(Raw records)
——

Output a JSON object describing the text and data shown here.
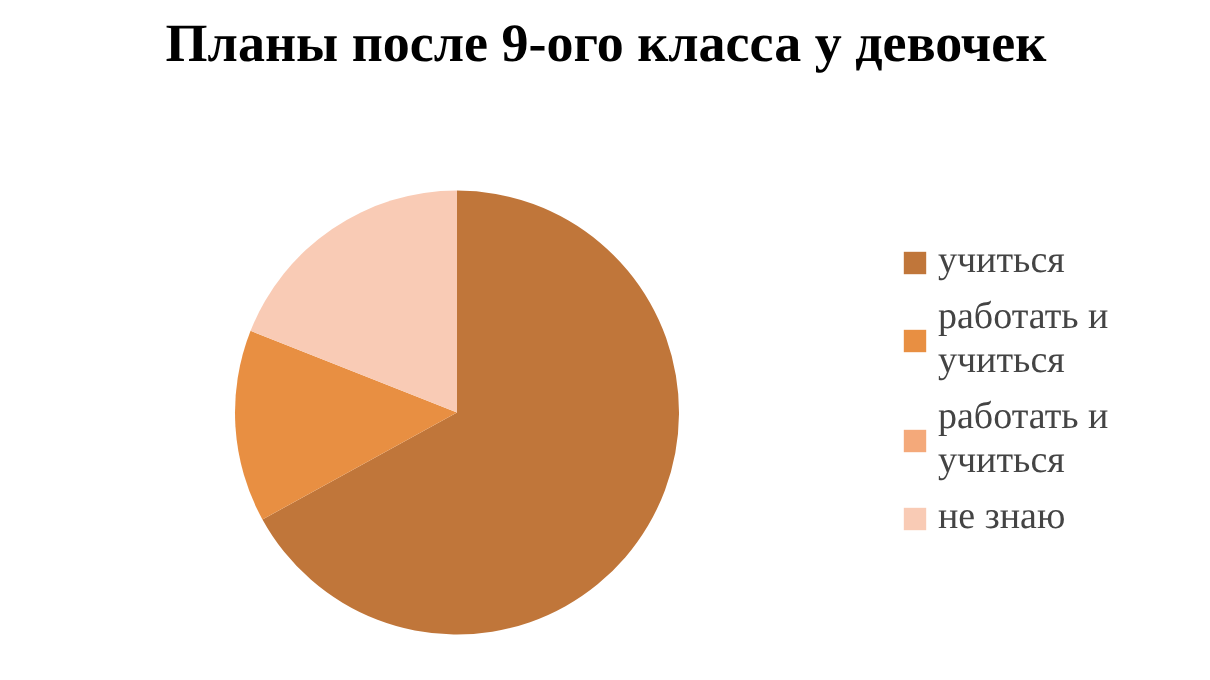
{
  "chart_data": {
    "type": "pie",
    "title": "Планы после 9-ого класса у девочек",
    "categories": [
      "учиться",
      "работать и учиться",
      "работать и учиться",
      "не знаю"
    ],
    "values": [
      67,
      14,
      0,
      19
    ],
    "colors": [
      "#c0763a",
      "#e88f42",
      "#f4a97a",
      "#f9cbb5"
    ],
    "legend": "right"
  }
}
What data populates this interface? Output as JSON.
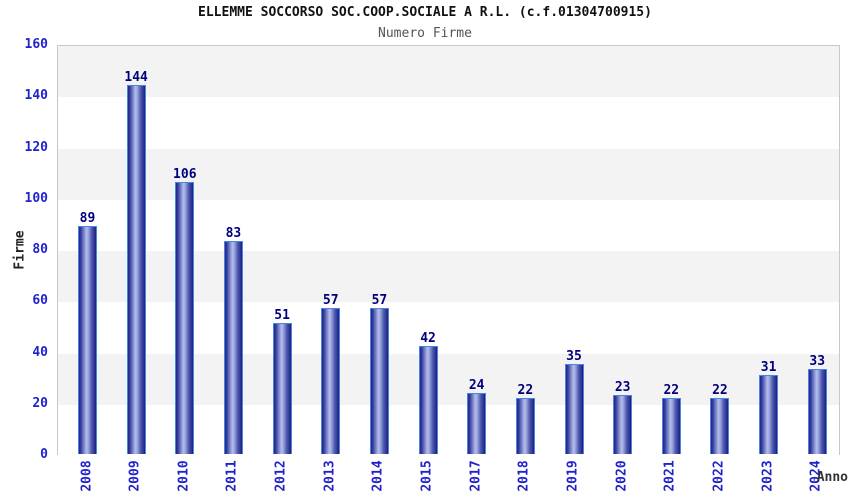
{
  "chart_data": {
    "type": "bar",
    "title": "ELLEMME SOCCORSO SOC.COOP.SOCIALE A R.L. (c.f.01304700915)",
    "subtitle": "Numero Firme",
    "xlabel": "Anno",
    "ylabel": "Firme",
    "categories": [
      "2008",
      "2009",
      "2010",
      "2011",
      "2012",
      "2013",
      "2014",
      "2015",
      "2017",
      "2018",
      "2019",
      "2020",
      "2021",
      "2022",
      "2023",
      "2024"
    ],
    "values": [
      89,
      144,
      106,
      83,
      51,
      57,
      57,
      42,
      24,
      22,
      35,
      23,
      22,
      22,
      31,
      33
    ],
    "ylim": [
      0,
      160
    ],
    "ytick_step": 20,
    "yticks": [
      0,
      20,
      40,
      60,
      80,
      100,
      120,
      140,
      160
    ],
    "grid": "alternating horizontal bands, gray band starts at top (160-140)",
    "legend": "none",
    "colors": {
      "bar_dark": "#23238c",
      "bar_light": "#b4bdea",
      "bar_outline": "#4688e0",
      "tick_label": "#2222cc",
      "value_label": "#00007d",
      "title": "#111111",
      "subtitle": "#555555",
      "band_gray": "#f3f3f3",
      "band_white": "#ffffff",
      "plot_border": "#c8c8c8",
      "axis_label": "#222222"
    }
  }
}
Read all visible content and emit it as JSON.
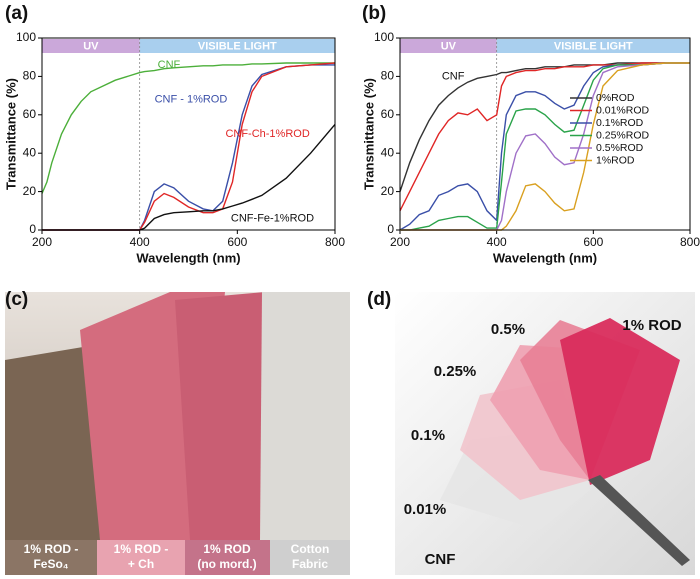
{
  "chart_data": [
    {
      "type": "line",
      "panel_label": "(a)",
      "x_label": "Wavelength (nm)",
      "y_label": "Transmittance (%)",
      "xlim": [
        200,
        800
      ],
      "xticks": [
        200,
        400,
        600,
        800
      ],
      "ylim": [
        0,
        100
      ],
      "yticks": [
        0,
        20,
        40,
        60,
        80,
        100
      ],
      "bands": [
        {
          "label": "UV",
          "range": [
            200,
            400
          ],
          "color": "#cba8da"
        },
        {
          "label": "VISIBLE LIGHT",
          "range": [
            400,
            800
          ],
          "color": "#a9cfee"
        }
      ],
      "x": [
        200,
        210,
        220,
        240,
        260,
        280,
        300,
        350,
        400,
        410,
        430,
        450,
        470,
        500,
        530,
        550,
        570,
        590,
        610,
        630,
        650,
        700,
        750,
        800
      ],
      "series": [
        {
          "name": "CNF",
          "color": "#4caf3a",
          "values": [
            19,
            25,
            35,
            50,
            60,
            67,
            72,
            78,
            82,
            82.5,
            83,
            84,
            84.5,
            85,
            85.5,
            85.5,
            86,
            86,
            86,
            86.5,
            86.5,
            87,
            87,
            87
          ]
        },
        {
          "name": "CNF - 1%ROD",
          "color": "#3a4fa8",
          "values": [
            0,
            0,
            0,
            0,
            0,
            0,
            0,
            0,
            0,
            5,
            20,
            24,
            22,
            15,
            11,
            10,
            15,
            35,
            60,
            75,
            81,
            85,
            86,
            86
          ]
        },
        {
          "name": "CNF-Ch-1%ROD",
          "color": "#e02626",
          "values": [
            0,
            0,
            0,
            0,
            0,
            0,
            0,
            0,
            0,
            4,
            15,
            19,
            17,
            12,
            9,
            9,
            11,
            25,
            55,
            72,
            80,
            85,
            86,
            87
          ]
        },
        {
          "name": "CNF-Fe-1%ROD",
          "color": "#111111",
          "values": [
            0,
            0,
            0,
            0,
            0,
            0,
            0,
            0,
            0,
            1,
            6,
            8,
            9,
            9.5,
            10,
            10,
            11,
            12.5,
            14,
            16,
            18,
            27,
            40,
            55
          ]
        }
      ]
    },
    {
      "type": "line",
      "panel_label": "(b)",
      "x_label": "Wavelength (nm)",
      "y_label": "Transmittance (%)",
      "xlim": [
        200,
        800
      ],
      "xticks": [
        200,
        400,
        600,
        800
      ],
      "ylim": [
        0,
        100
      ],
      "yticks": [
        0,
        20,
        40,
        60,
        80,
        100
      ],
      "bands": [
        {
          "label": "UV",
          "range": [
            200,
            400
          ],
          "color": "#cba8da"
        },
        {
          "label": "VISIBLE LIGHT",
          "range": [
            400,
            800
          ],
          "color": "#a9cfee"
        }
      ],
      "annotations": [
        {
          "text": "CNF"
        }
      ],
      "x": [
        200,
        220,
        240,
        260,
        280,
        300,
        320,
        340,
        360,
        380,
        400,
        410,
        420,
        440,
        460,
        480,
        500,
        520,
        540,
        560,
        580,
        600,
        620,
        650,
        700,
        750,
        800
      ],
      "series": [
        {
          "name": "0%ROD",
          "color": "#333333",
          "values": [
            20,
            35,
            47,
            57,
            65,
            70,
            74,
            77,
            79,
            80,
            81,
            82,
            82,
            83,
            84,
            84,
            85,
            85,
            85,
            86,
            86,
            86,
            86,
            87,
            87,
            87,
            87
          ]
        },
        {
          "name": "0.01%ROD",
          "color": "#e02626",
          "values": [
            10,
            20,
            30,
            40,
            50,
            57,
            61,
            60,
            63,
            57,
            60,
            75,
            80,
            82,
            83,
            83,
            84,
            84,
            85,
            85,
            85,
            86,
            86,
            86,
            87,
            87,
            87
          ]
        },
        {
          "name": "0.1%ROD",
          "color": "#3a4fa8",
          "values": [
            0,
            3,
            8,
            10,
            18,
            20,
            23,
            24,
            20,
            10,
            5,
            40,
            60,
            70,
            72,
            72,
            70,
            66,
            63,
            65,
            75,
            82,
            85,
            86,
            86,
            87,
            87
          ]
        },
        {
          "name": "0.25%ROD",
          "color": "#2aa34a",
          "values": [
            0,
            0,
            1,
            2,
            5,
            6,
            7,
            7,
            4,
            1,
            1,
            25,
            50,
            62,
            63,
            63,
            60,
            55,
            51,
            52,
            65,
            78,
            84,
            86,
            86,
            87,
            87
          ]
        },
        {
          "name": "0.5%ROD",
          "color": "#a070c8",
          "values": [
            0,
            0,
            0,
            0,
            0,
            0,
            0,
            0,
            0,
            0,
            0,
            5,
            20,
            40,
            49,
            50,
            45,
            38,
            34,
            35,
            50,
            70,
            82,
            85,
            86,
            87,
            87
          ]
        },
        {
          "name": "1%ROD",
          "color": "#d9a020",
          "values": [
            0,
            0,
            0,
            0,
            0,
            0,
            0,
            0,
            0,
            0,
            0,
            0,
            2,
            10,
            23,
            24,
            20,
            14,
            10,
            11,
            30,
            55,
            75,
            83,
            86,
            87,
            87
          ]
        }
      ]
    }
  ],
  "photos": {
    "c": {
      "label": "(c)",
      "captions": [
        [
          "1% ROD -",
          "FeSo₄"
        ],
        [
          "1% ROD -",
          "+ Ch"
        ],
        [
          "1% ROD",
          "(no mord.)"
        ],
        [
          "Cotton",
          "Fabric"
        ]
      ]
    },
    "d": {
      "label": "(d)",
      "labels": [
        "1% ROD",
        "0.5%",
        "0.25%",
        "0.1%",
        "0.01%",
        "CNF"
      ]
    }
  }
}
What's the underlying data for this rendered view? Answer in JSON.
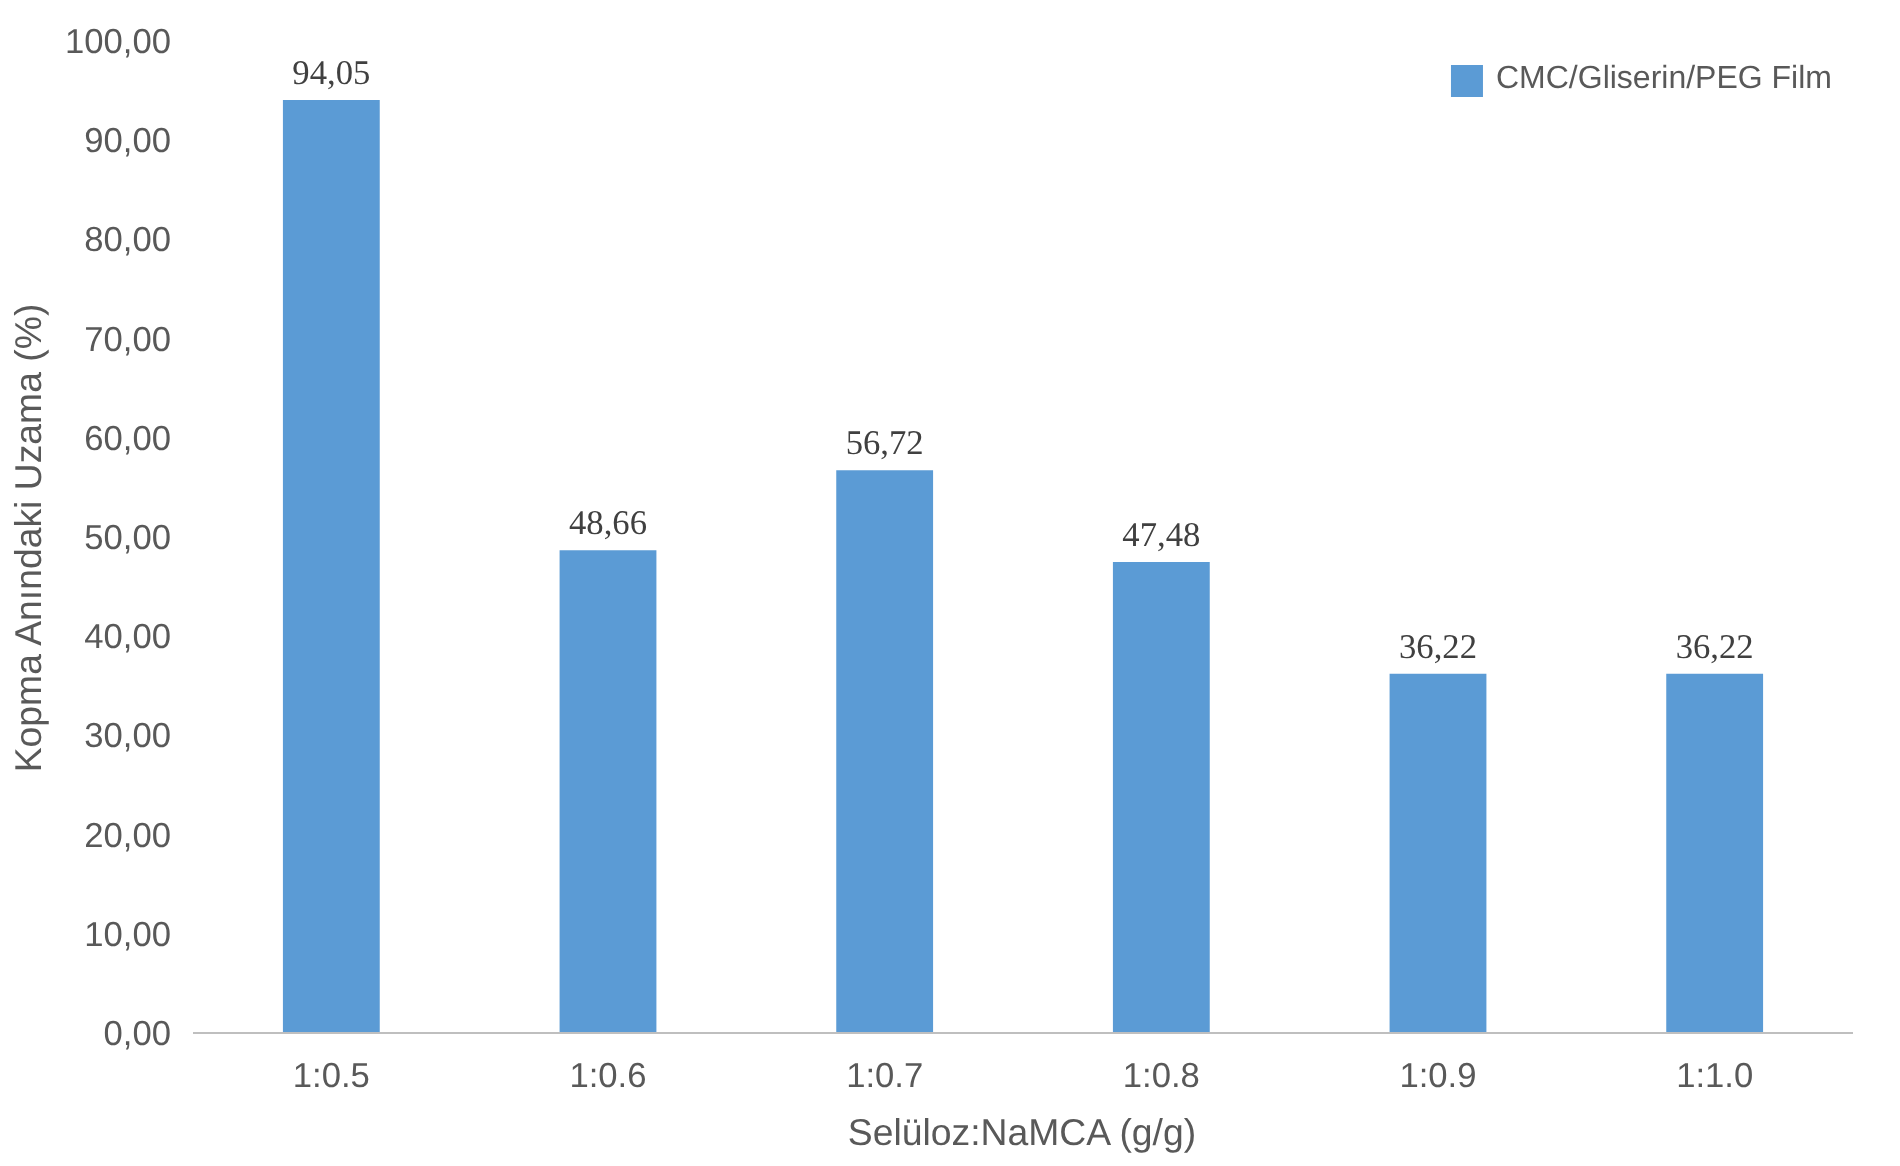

——

All of the records need repeating exactly, except for the pictures.

**The response**:
Output a JSON object describing the text and data shown here.
{
  "chart_data": {
    "type": "pie",
    "title": "Планы после 9-ого класса у девочек",
    "categories": [
      "учиться",
      "работать и учиться",
      "работать и учиться",
      "не знаю"
    ],
    "values": [
      67,
      14,
      0,
      19
    ],
    "colors": [
      "#c0763a",
      "#e88f42",
      "#f4a97a",
      "#f9cbb5"
    ],
    "legend": "right"
  }
}
What data populates this interface? Output as JSON.
{
  "chart_data": {
    "type": "bar",
    "title": "ELLEMME SOCCORSO SOC.COOP.SOCIALE A R.L. (c.f.01304700915)",
    "subtitle": "Numero Firme",
    "xlabel": "Anno",
    "ylabel": "Firme",
    "categories": [
      "2008",
      "2009",
      "2010",
      "2011",
      "2012",
      "2013",
      "2014",
      "2015",
      "2017",
      "2018",
      "2019",
      "2020",
      "2021",
      "2022",
      "2023",
      "2024"
    ],
    "values": [
      89,
      144,
      106,
      83,
      51,
      57,
      57,
      42,
      24,
      22,
      35,
      23,
      22,
      22,
      31,
      33
    ],
    "ylim": [
      0,
      160
    ],
    "ytick_step": 20,
    "yticks": [
      0,
      20,
      40,
      60,
      80,
      100,
      120,
      140,
      160
    ],
    "grid": "alternating horizontal bands, gray band starts at top (160-140)",
    "legend": "none",
    "colors": {
      "bar_dark": "#23238c",
      "bar_light": "#b4bdea",
      "bar_outline": "#4688e0",
      "tick_label": "#2222cc",
      "value_label": "#00007d",
      "title": "#111111",
      "subtitle": "#555555",
      "band_gray": "#f3f3f3",
      "band_white": "#ffffff",
      "plot_border": "#c8c8c8",
      "axis_label": "#222222"
    }
  }
}
Read all visible content and emit it as JSON.
{
  "chart_data": [
    {
      "type": "line",
      "panel_label": "(a)",
      "x_label": "Wavelength (nm)",
      "y_label": "Transmittance (%)",
      "xlim": [
        200,
        800
      ],
      "xticks": [
        200,
        400,
        600,
        800
      ],
      "ylim": [
        0,
        100
      ],
      "yticks": [
        0,
        20,
        40,
        60,
        80,
        100
      ],
      "bands": [
        {
          "label": "UV",
          "range": [
            200,
            400
          ],
          "color": "#cba8da"
        },
        {
          "label": "VISIBLE LIGHT",
          "range": [
            400,
            800
          ],
          "color": "#a9cfee"
        }
      ],
      "x": [
        200,
        210,
        220,
        240,
        260,
        280,
        300,
        350,
        400,
        410,
        430,
        450,
        470,
        500,
        530,
        550,
        570,
        590,
        610,
        630,
        650,
        700,
        750,
        800
      ],
      "series": [
        {
          "name": "CNF",
          "color": "#4caf3a",
          "values": [
            19,
            25,
            35,
            50,
            60,
            67,
            72,
            78,
            82,
            82.5,
            83,
            84,
            84.5,
            85,
            85.5,
            85.5,
            86,
            86,
            86,
            86.5,
            86.5,
            87,
            87,
            87
          ]
        },
        {
          "name": "CNF - 1%ROD",
          "color": "#3a4fa8",
          "values": [
            0,
            0,
            0,
            0,
            0,
            0,
            0,
            0,
            0,
            5,
            20,
            24,
            22,
            15,
            11,
            10,
            15,
            35,
            60,
            75,
            81,
            85,
            86,
            86
          ]
        },
        {
          "name": "CNF-Ch-1%ROD",
          "color": "#e02626",
          "values": [
            0,
            0,
            0,
            0,
            0,
            0,
            0,
            0,
            0,
            4,
            15,
            19,
            17,
            12,
            9,
            9,
            11,
            25,
            55,
            72,
            80,
            85,
            86,
            87
          ]
        },
        {
          "name": "CNF-Fe-1%ROD",
          "color": "#111111",
          "values": [
            0,
            0,
            0,
            0,
            0,
            0,
            0,
            0,
            0,
            1,
            6,
            8,
            9,
            9.5,
            10,
            10,
            11,
            12.5,
            14,
            16,
            18,
            27,
            40,
            55
          ]
        }
      ]
    },
    {
      "type": "line",
      "panel_label": "(b)",
      "x_label": "Wavelength (nm)",
      "y_label": "Transmittance (%)",
      "xlim": [
        200,
        800
      ],
      "xticks": [
        200,
        400,
        600,
        800
      ],
      "ylim": [
        0,
        100
      ],
      "yticks": [
        0,
        20,
        40,
        60,
        80,
        100
      ],
      "bands": [
        {
          "label": "UV",
          "range": [
            200,
            400
          ],
          "color": "#cba8da"
        },
        {
          "label": "VISIBLE LIGHT",
          "range": [
            400,
            800
          ],
          "color": "#a9cfee"
        }
      ],
      "annotations": [
        {
          "text": "CNF"
        }
      ],
      "x": [
        200,
        220,
        240,
        260,
        280,
        300,
        320,
        340,
        360,
        380,
        400,
        410,
        420,
        440,
        460,
        480,
        500,
        520,
        540,
        560,
        580,
        600,
        620,
        650,
        700,
        750,
        800
      ],
      "series": [
        {
          "name": "0%ROD",
          "color": "#333333",
          "values": [
            20,
            35,
            47,
            57,
            65,
            70,
            74,
            77,
            79,
            80,
            81,
            82,
            82,
            83,
            84,
            84,
            85,
            85,
            85,
            86,
            86,
            86,
            86,
            87,
            87,
            87,
            87
          ]
        },
        {
          "name": "0.01%ROD",
          "color": "#e02626",
          "values": [
            10,
            20,
            30,
            40,
            50,
            57,
            61,
            60,
            63,
            57,
            60,
            75,
            80,
            82,
            83,
            83,
            84,
            84,
            85,
            85,
            85,
            86,
            86,
            86,
            87,
            87,
            87
          ]
        },
        {
          "name": "0.1%ROD",
          "color": "#3a4fa8",
          "values": [
            0,
            3,
            8,
            10,
            18,
            20,
            23,
            24,
            20,
            10,
            5,
            40,
            60,
            70,
            72,
            72,
            70,
            66,
            63,
            65,
            75,
            82,
            85,
            86,
            86,
            87,
            87
          ]
        },
        {
          "name": "0.25%ROD",
          "color": "#2aa34a",
          "values": [
            0,
            0,
            1,
            2,
            5,
            6,
            7,
            7,
            4,
            1,
            1,
            25,
            50,
            62,
            63,
            63,
            60,
            55,
            51,
            52,
            65,
            78,
            84,
            86,
            86,
            87,
            87
          ]
        },
        {
          "name": "0.5%ROD",
          "color": "#a070c8",
          "values": [
            0,
            0,
            0,
            0,
            0,
            0,
            0,
            0,
            0,
            0,
            0,
            5,
            20,
            40,
            49,
            50,
            45,
            38,
            34,
            35,
            50,
            70,
            82,
            85,
            86,
            87,
            87
          ]
        },
        {
          "name": "1%ROD",
          "color": "#d9a020",
          "values": [
            0,
            0,
            0,
            0,
            0,
            0,
            0,
            0,
            0,
            0,
            0,
            0,
            2,
            10,
            23,
            24,
            20,
            14,
            10,
            11,
            30,
            55,
            75,
            83,
            86,
            87,
            87
          ]
        }
      ]
    }
  ],
  "photos": {
    "c": {
      "label": "(c)",
      "captions": [
        [
          "1% ROD -",
          "FeSo₄"
        ],
        [
          "1% ROD -",
          "+ Ch"
        ],
        [
          "1% ROD",
          "(no mord.)"
        ],
        [
          "Cotton",
          "Fabric"
        ]
      ]
    },
    "d": {
      "label": "(d)",
      "labels": [
        "1% ROD",
        "0.5%",
        "0.25%",
        "0.1%",
        "0.01%",
        "CNF"
      ]
    }
  }
}
What's the underlying data for this rendered view? Answer in JSON.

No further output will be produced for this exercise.